__Written task__
List each line of the data that holds the string "samples".

__Listed records__
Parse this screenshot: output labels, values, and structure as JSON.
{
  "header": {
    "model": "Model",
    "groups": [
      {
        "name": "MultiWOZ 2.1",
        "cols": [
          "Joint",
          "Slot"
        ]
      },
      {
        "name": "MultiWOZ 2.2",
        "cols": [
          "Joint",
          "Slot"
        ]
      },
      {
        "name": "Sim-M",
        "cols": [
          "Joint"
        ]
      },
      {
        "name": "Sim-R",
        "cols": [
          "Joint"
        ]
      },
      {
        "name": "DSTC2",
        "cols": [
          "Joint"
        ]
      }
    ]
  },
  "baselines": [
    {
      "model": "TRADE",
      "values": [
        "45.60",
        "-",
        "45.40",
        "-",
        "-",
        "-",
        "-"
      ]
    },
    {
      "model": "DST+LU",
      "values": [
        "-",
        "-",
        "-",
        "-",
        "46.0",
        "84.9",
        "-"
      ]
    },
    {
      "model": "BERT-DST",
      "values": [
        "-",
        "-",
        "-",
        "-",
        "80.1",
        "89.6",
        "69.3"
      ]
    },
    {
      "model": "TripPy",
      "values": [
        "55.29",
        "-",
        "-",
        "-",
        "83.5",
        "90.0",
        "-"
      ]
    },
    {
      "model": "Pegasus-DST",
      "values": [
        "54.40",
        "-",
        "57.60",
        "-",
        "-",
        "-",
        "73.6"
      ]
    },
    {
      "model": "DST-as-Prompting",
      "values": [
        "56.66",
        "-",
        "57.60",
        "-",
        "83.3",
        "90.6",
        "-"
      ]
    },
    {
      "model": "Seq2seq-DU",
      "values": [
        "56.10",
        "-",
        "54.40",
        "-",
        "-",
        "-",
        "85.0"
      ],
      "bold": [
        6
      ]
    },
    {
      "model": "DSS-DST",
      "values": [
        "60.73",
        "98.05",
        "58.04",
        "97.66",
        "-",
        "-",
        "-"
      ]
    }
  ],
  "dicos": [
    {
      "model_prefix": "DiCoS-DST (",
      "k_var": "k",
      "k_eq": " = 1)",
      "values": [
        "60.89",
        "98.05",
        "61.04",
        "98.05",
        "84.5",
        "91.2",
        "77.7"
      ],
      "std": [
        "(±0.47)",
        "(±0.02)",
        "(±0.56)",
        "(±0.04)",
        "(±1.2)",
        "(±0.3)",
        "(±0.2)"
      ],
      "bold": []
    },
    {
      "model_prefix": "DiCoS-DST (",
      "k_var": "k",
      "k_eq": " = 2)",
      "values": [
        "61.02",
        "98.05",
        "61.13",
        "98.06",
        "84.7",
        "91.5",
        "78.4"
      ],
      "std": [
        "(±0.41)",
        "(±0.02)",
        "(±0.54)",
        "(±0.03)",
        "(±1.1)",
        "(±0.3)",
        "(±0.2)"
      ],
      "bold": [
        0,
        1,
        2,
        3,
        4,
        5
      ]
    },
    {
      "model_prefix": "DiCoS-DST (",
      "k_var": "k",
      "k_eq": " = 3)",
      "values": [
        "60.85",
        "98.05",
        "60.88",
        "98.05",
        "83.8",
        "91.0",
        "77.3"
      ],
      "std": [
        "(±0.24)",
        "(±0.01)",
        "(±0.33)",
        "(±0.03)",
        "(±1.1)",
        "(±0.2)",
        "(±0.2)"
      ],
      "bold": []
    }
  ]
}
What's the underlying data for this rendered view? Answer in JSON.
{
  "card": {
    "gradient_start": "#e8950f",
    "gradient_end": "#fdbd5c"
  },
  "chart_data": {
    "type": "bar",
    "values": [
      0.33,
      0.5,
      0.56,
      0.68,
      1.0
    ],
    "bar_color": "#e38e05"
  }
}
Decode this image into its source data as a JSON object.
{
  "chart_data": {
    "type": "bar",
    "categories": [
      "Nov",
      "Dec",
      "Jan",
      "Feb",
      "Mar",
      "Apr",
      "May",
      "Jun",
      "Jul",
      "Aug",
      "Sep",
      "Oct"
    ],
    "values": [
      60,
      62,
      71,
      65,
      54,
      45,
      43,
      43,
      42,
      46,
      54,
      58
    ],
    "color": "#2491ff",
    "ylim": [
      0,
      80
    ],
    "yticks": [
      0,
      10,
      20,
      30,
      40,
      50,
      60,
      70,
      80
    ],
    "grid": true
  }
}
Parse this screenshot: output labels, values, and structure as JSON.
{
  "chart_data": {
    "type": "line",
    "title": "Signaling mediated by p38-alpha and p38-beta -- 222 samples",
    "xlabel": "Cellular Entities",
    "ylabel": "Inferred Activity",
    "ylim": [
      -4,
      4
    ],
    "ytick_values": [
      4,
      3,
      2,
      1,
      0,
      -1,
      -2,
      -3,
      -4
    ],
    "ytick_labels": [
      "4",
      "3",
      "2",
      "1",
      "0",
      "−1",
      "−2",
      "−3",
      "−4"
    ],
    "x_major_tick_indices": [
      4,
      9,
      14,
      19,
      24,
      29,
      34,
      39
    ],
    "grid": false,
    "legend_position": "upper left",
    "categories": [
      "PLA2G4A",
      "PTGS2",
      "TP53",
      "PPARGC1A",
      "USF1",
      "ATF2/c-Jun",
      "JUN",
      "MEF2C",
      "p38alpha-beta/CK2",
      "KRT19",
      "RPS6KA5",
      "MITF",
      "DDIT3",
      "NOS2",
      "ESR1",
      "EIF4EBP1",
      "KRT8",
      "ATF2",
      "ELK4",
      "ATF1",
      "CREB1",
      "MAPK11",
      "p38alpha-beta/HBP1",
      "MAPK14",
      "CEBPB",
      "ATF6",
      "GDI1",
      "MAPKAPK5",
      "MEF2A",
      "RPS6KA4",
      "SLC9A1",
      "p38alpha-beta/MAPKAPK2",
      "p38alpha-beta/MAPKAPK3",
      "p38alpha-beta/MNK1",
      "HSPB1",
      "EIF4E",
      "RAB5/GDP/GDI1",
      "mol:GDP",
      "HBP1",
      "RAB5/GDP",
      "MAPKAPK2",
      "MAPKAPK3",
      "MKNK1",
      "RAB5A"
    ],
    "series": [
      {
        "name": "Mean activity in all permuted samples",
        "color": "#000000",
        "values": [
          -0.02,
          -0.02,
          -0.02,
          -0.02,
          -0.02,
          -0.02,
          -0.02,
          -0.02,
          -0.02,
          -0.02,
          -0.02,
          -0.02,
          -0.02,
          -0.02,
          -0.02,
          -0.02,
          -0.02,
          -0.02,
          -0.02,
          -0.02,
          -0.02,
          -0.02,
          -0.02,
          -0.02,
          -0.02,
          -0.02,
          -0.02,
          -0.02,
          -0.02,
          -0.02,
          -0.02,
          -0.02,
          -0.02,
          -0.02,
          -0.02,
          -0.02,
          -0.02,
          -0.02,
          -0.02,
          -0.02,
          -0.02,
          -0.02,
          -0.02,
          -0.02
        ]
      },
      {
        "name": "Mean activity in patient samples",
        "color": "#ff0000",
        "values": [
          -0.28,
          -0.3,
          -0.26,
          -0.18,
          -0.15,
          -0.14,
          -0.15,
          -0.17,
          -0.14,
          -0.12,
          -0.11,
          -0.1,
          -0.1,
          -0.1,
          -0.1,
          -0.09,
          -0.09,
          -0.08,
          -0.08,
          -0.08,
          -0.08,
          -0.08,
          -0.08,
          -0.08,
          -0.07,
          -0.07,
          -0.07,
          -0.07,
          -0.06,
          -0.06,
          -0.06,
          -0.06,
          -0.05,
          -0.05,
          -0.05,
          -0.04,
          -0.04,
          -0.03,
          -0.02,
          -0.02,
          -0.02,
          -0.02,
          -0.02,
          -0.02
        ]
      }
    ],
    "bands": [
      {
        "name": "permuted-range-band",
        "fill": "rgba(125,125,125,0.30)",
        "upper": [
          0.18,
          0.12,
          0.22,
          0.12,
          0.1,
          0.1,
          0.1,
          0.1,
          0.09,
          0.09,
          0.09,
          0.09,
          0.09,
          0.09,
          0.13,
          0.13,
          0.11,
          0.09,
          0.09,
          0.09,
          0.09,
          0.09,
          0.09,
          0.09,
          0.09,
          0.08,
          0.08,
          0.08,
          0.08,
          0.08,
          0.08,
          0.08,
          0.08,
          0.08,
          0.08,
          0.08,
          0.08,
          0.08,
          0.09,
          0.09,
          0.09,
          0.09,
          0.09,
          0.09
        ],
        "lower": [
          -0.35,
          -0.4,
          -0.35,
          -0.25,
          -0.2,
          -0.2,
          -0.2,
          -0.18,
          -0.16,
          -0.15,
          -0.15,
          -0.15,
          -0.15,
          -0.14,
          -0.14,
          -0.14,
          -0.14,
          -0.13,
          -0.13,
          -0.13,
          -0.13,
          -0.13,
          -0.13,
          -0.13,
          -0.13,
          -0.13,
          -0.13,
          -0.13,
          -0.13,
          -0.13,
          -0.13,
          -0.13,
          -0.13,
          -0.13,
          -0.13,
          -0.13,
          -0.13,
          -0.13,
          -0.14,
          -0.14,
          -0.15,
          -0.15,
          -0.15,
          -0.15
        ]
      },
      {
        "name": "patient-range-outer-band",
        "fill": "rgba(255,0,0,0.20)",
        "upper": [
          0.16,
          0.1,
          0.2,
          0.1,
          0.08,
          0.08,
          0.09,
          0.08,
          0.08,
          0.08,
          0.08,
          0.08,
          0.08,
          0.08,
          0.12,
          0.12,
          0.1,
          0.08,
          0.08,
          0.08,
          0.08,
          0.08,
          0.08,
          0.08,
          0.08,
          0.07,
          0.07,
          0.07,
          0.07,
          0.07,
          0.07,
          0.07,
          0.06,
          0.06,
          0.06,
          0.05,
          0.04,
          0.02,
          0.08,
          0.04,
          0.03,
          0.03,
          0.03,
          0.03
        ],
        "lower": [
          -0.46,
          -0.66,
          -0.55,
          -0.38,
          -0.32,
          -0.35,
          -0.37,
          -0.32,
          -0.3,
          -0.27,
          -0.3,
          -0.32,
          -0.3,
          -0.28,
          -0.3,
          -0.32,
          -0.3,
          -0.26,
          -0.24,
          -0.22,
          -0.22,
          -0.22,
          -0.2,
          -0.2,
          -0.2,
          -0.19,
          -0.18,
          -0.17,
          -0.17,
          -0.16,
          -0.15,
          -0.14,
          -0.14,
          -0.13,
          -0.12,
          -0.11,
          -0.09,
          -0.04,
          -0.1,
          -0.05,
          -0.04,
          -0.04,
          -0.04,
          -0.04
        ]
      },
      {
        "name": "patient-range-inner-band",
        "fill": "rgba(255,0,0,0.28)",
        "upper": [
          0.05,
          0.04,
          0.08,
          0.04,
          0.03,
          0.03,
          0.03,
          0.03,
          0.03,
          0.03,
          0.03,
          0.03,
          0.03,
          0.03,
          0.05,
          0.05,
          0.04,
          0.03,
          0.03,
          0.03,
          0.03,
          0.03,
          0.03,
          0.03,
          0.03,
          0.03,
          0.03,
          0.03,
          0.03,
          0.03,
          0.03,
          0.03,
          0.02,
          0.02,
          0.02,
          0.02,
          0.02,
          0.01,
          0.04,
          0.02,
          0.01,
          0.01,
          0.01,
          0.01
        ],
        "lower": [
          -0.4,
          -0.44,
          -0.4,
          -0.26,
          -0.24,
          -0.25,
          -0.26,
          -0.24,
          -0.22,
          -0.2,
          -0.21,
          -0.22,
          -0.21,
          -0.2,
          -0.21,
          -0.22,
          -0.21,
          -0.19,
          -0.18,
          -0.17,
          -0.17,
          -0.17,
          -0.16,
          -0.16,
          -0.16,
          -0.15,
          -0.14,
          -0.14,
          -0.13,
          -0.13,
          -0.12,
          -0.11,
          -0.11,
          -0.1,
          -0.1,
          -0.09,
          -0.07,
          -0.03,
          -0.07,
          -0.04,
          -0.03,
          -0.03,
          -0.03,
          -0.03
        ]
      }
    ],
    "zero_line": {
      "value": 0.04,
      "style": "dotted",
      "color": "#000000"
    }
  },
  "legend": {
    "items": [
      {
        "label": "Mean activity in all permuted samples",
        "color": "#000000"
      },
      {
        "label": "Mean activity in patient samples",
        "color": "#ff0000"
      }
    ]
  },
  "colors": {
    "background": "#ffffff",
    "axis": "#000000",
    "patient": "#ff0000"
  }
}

__Written solution__
    "title": "Signaling mediated by p38-alpha and p38-beta -- 222 samples",
        "name": "Mean activity in all permuted samples",
        "name": "Mean activity in patient samples",
        "label": "Mean activity in all permuted samples",
        "label": "Mean activity in patient samples",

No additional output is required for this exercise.